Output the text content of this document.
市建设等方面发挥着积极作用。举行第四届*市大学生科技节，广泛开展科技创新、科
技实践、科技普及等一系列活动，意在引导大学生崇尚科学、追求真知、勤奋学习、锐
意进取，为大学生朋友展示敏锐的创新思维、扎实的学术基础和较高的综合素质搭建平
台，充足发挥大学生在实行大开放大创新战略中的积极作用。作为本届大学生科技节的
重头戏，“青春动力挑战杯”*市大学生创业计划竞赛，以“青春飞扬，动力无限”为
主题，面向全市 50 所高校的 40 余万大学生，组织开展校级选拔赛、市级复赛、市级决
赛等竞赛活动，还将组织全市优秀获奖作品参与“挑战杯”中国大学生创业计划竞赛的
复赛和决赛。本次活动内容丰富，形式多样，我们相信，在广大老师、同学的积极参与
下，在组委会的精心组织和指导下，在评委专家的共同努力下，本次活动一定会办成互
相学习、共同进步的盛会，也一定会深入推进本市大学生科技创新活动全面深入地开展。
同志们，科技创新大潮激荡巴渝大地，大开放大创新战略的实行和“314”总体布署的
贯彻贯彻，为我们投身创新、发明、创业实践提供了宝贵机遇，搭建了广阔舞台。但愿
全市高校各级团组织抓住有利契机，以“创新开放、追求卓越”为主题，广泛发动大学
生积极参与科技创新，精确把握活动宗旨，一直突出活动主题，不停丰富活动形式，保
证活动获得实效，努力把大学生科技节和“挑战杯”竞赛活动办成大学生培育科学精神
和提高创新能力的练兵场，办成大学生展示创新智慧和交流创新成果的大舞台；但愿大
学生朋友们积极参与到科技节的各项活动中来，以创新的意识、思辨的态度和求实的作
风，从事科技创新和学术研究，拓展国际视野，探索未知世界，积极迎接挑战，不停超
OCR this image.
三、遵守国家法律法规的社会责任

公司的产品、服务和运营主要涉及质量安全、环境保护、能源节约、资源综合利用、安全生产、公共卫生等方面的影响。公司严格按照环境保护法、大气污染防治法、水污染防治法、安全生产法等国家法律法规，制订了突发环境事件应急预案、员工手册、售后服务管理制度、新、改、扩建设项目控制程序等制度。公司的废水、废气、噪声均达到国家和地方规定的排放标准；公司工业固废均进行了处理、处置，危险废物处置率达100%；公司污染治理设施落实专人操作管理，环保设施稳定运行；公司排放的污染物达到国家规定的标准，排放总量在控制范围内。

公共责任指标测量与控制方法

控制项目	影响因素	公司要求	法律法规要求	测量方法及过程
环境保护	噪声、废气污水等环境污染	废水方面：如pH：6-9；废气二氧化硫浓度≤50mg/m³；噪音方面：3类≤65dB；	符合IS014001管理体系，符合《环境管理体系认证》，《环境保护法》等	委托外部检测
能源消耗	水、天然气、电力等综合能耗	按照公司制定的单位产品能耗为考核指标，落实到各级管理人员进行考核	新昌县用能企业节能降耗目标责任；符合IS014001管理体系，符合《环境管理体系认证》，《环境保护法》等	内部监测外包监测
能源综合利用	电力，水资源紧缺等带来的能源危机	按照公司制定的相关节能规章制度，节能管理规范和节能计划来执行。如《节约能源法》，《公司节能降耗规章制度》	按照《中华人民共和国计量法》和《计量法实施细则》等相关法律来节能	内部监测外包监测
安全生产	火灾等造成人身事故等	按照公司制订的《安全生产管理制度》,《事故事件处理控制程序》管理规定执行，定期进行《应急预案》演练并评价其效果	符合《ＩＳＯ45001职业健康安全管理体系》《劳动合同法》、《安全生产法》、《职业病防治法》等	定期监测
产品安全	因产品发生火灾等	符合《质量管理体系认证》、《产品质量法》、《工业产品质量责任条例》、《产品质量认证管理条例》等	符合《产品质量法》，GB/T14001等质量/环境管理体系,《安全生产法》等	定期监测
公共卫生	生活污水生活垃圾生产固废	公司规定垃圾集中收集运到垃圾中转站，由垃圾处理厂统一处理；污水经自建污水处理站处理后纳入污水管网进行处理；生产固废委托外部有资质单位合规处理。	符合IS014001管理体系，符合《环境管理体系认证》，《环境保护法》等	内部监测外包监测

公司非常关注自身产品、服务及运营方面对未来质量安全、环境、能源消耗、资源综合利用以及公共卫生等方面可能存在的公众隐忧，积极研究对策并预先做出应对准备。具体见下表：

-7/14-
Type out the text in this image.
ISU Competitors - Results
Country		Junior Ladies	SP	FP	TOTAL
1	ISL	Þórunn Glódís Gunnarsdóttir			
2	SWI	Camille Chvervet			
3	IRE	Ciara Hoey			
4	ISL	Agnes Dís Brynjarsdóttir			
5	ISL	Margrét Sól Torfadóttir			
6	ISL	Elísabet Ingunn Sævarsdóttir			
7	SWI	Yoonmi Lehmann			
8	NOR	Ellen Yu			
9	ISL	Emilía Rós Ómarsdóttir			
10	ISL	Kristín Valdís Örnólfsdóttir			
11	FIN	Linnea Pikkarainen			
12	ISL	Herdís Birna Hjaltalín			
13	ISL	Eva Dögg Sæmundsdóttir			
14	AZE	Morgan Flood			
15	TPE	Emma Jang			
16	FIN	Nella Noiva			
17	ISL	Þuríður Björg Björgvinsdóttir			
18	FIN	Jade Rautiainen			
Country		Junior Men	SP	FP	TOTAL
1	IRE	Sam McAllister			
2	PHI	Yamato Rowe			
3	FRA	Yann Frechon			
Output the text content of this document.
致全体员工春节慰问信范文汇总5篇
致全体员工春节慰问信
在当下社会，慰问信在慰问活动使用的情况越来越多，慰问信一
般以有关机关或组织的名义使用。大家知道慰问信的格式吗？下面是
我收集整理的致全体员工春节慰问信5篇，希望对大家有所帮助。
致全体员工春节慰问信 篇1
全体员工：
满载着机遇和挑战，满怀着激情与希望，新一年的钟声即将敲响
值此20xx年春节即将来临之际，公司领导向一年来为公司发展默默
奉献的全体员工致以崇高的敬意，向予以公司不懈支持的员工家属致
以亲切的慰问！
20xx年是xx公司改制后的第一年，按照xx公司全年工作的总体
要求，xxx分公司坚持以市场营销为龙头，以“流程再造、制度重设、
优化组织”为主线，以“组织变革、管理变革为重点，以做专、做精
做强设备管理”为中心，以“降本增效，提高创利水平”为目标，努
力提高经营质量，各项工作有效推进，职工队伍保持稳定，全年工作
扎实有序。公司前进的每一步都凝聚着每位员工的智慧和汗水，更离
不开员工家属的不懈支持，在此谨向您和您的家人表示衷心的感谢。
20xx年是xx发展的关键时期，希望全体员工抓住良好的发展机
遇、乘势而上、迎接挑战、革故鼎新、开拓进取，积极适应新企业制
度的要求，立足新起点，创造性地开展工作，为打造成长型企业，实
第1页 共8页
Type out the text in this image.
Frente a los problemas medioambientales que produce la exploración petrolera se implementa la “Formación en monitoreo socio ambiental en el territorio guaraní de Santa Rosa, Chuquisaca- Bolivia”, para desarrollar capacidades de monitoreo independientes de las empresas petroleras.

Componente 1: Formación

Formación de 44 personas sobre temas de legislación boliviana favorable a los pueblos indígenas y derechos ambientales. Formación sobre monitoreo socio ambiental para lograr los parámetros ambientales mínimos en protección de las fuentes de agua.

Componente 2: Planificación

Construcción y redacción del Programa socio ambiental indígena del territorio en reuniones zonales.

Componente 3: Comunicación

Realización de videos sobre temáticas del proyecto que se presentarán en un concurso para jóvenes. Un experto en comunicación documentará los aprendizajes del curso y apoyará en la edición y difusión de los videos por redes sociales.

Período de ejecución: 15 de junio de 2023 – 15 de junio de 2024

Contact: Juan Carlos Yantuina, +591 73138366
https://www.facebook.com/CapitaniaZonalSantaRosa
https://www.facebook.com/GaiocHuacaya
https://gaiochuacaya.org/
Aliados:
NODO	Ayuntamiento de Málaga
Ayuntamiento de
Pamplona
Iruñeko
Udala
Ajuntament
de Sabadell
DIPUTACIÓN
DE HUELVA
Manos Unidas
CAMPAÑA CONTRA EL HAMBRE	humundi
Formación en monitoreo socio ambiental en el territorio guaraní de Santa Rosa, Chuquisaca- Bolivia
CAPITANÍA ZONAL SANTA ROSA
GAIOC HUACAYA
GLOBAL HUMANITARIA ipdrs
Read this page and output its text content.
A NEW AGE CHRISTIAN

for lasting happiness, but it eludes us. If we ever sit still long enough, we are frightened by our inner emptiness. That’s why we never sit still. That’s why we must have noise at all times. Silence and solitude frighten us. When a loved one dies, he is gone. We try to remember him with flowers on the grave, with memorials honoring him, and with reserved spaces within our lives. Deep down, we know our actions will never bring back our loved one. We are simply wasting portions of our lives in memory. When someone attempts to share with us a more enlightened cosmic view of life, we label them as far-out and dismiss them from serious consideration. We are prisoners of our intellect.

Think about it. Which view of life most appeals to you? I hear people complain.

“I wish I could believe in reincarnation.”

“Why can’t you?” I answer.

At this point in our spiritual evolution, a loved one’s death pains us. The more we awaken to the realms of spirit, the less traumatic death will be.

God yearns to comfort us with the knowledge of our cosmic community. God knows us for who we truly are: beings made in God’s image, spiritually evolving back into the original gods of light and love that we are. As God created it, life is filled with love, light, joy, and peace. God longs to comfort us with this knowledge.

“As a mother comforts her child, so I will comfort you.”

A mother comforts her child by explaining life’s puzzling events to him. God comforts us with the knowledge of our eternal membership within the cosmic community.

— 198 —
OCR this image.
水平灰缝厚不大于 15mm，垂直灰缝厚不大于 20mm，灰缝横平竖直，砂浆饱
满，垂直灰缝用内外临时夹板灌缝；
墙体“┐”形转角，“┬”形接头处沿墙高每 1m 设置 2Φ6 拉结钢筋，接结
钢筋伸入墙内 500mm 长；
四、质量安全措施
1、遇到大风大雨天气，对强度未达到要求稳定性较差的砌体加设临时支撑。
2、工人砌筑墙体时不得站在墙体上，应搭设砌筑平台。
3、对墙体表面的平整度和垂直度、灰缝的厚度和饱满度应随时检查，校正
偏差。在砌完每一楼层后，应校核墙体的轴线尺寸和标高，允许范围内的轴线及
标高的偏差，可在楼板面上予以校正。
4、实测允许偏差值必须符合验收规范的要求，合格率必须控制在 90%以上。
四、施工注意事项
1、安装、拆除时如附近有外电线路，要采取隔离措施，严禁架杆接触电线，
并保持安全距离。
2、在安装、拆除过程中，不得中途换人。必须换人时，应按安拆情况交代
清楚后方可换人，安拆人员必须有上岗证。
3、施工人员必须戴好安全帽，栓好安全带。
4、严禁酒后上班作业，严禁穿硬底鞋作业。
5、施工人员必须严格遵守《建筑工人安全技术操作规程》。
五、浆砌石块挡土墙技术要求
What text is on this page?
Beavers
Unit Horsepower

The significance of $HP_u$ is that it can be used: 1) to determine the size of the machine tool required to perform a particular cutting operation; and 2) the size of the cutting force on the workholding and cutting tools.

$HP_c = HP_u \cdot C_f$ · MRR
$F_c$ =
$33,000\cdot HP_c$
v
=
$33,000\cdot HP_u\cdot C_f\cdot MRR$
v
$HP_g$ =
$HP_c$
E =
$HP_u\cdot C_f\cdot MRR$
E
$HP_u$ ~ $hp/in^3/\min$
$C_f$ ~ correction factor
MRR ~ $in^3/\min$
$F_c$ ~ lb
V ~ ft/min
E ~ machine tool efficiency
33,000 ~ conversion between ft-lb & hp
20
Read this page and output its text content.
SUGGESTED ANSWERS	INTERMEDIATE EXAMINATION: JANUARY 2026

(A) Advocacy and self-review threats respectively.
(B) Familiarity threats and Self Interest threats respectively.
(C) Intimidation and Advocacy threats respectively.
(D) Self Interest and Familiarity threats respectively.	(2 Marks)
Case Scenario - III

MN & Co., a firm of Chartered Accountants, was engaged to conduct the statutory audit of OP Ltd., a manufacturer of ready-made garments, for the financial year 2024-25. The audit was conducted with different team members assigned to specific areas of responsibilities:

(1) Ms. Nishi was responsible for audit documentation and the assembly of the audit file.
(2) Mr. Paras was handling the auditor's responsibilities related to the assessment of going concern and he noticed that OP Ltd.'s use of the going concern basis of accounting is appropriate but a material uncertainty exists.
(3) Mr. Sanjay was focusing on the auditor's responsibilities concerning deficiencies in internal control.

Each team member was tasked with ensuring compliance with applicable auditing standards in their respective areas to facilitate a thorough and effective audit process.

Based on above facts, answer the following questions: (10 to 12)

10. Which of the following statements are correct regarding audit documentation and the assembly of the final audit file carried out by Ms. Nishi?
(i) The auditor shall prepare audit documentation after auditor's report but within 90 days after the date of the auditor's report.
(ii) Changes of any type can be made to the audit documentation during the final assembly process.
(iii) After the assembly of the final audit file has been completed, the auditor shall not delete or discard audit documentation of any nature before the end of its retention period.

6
════════
TO BE DONE ::
Within the listing above, copy each line that has the string "respectively".

TASK OUTPUT ::
(A) Advocacy and self-review threats respectively.
(B) Familiarity threats and Self Interest threats respectively.
(C) Intimidation and Advocacy threats respectively.
(D) Self Interest and Familiarity threats respectively.	(2 Marks)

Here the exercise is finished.